■ Exercise instructions ■
Lines containing the string "shock" are to be collected in full.

■ Record extracts ■
- - - -

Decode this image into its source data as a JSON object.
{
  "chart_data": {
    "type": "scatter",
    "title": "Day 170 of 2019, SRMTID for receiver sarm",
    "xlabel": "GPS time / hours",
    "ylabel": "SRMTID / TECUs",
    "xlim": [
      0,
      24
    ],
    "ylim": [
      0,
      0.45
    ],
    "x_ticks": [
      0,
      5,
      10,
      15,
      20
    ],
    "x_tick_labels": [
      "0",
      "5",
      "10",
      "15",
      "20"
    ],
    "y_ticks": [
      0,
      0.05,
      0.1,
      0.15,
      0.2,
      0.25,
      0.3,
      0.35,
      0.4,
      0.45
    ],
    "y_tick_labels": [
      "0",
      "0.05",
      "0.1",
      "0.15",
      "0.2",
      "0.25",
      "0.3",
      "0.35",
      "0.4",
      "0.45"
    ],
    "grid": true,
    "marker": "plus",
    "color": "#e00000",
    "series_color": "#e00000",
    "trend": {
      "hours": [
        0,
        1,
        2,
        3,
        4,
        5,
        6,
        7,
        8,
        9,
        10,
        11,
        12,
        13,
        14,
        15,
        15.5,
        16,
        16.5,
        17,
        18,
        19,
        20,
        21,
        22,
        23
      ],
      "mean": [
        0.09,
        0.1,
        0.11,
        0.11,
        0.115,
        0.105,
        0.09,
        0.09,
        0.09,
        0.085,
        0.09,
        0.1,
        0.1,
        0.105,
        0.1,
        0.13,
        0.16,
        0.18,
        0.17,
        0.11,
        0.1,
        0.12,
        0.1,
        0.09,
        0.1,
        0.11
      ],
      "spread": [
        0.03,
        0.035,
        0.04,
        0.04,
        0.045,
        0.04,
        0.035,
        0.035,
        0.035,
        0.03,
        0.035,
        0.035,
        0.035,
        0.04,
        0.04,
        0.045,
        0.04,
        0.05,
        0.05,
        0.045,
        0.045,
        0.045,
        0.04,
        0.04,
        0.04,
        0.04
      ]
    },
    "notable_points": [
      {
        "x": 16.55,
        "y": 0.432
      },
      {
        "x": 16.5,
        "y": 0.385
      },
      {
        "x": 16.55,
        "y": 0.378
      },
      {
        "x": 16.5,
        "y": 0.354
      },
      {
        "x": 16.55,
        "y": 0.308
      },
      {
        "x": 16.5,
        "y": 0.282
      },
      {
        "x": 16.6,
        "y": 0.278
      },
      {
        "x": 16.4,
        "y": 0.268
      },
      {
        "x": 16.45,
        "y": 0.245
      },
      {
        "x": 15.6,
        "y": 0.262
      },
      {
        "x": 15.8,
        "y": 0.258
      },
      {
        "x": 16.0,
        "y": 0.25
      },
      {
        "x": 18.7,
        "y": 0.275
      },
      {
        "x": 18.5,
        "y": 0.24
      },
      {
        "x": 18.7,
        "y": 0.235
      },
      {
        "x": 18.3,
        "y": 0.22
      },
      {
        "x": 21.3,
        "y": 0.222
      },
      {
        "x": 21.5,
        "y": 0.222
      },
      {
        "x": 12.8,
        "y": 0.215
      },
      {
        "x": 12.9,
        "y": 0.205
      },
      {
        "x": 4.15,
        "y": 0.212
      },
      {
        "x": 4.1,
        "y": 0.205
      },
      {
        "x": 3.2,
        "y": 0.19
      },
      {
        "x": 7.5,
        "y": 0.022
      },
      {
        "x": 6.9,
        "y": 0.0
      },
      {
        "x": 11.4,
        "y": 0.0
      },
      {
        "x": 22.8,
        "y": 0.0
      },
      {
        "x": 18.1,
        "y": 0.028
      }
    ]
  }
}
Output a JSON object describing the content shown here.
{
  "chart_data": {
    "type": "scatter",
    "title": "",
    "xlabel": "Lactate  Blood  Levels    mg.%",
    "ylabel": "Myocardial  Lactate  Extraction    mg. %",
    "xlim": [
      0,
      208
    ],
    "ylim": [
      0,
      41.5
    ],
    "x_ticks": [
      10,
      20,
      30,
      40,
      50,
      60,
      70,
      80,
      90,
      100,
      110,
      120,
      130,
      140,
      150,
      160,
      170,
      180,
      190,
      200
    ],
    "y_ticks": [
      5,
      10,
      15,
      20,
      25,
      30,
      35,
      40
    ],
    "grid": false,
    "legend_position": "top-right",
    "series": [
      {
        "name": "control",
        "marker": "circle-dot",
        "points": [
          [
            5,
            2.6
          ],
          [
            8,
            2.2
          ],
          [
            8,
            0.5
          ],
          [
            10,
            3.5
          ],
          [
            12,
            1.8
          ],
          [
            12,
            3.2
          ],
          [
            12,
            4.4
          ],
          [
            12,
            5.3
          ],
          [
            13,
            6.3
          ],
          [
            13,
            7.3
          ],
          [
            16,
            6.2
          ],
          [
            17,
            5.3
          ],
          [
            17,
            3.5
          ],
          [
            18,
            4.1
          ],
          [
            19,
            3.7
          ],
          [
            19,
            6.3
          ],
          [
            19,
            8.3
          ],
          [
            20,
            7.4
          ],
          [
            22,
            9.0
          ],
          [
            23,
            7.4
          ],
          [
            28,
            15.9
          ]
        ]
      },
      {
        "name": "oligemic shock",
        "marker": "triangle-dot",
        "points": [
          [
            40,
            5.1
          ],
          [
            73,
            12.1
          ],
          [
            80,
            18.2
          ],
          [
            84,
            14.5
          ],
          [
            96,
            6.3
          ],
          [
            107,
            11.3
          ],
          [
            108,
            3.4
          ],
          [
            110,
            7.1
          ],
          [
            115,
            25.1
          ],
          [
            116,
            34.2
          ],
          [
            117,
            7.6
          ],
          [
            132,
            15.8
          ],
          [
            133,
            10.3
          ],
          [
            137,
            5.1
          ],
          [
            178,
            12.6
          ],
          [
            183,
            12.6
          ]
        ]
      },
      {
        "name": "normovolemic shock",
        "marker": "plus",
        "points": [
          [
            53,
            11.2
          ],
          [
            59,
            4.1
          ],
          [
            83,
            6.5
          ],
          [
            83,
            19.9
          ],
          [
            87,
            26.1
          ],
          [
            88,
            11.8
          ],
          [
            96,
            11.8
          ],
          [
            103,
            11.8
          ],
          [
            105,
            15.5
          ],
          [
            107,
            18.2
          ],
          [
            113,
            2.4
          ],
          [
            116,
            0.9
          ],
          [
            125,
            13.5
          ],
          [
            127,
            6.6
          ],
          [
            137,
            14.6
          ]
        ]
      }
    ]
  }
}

- - - -

■ Written reply ■
        "name": "oligemic shock",
        "name": "normovolemic shock",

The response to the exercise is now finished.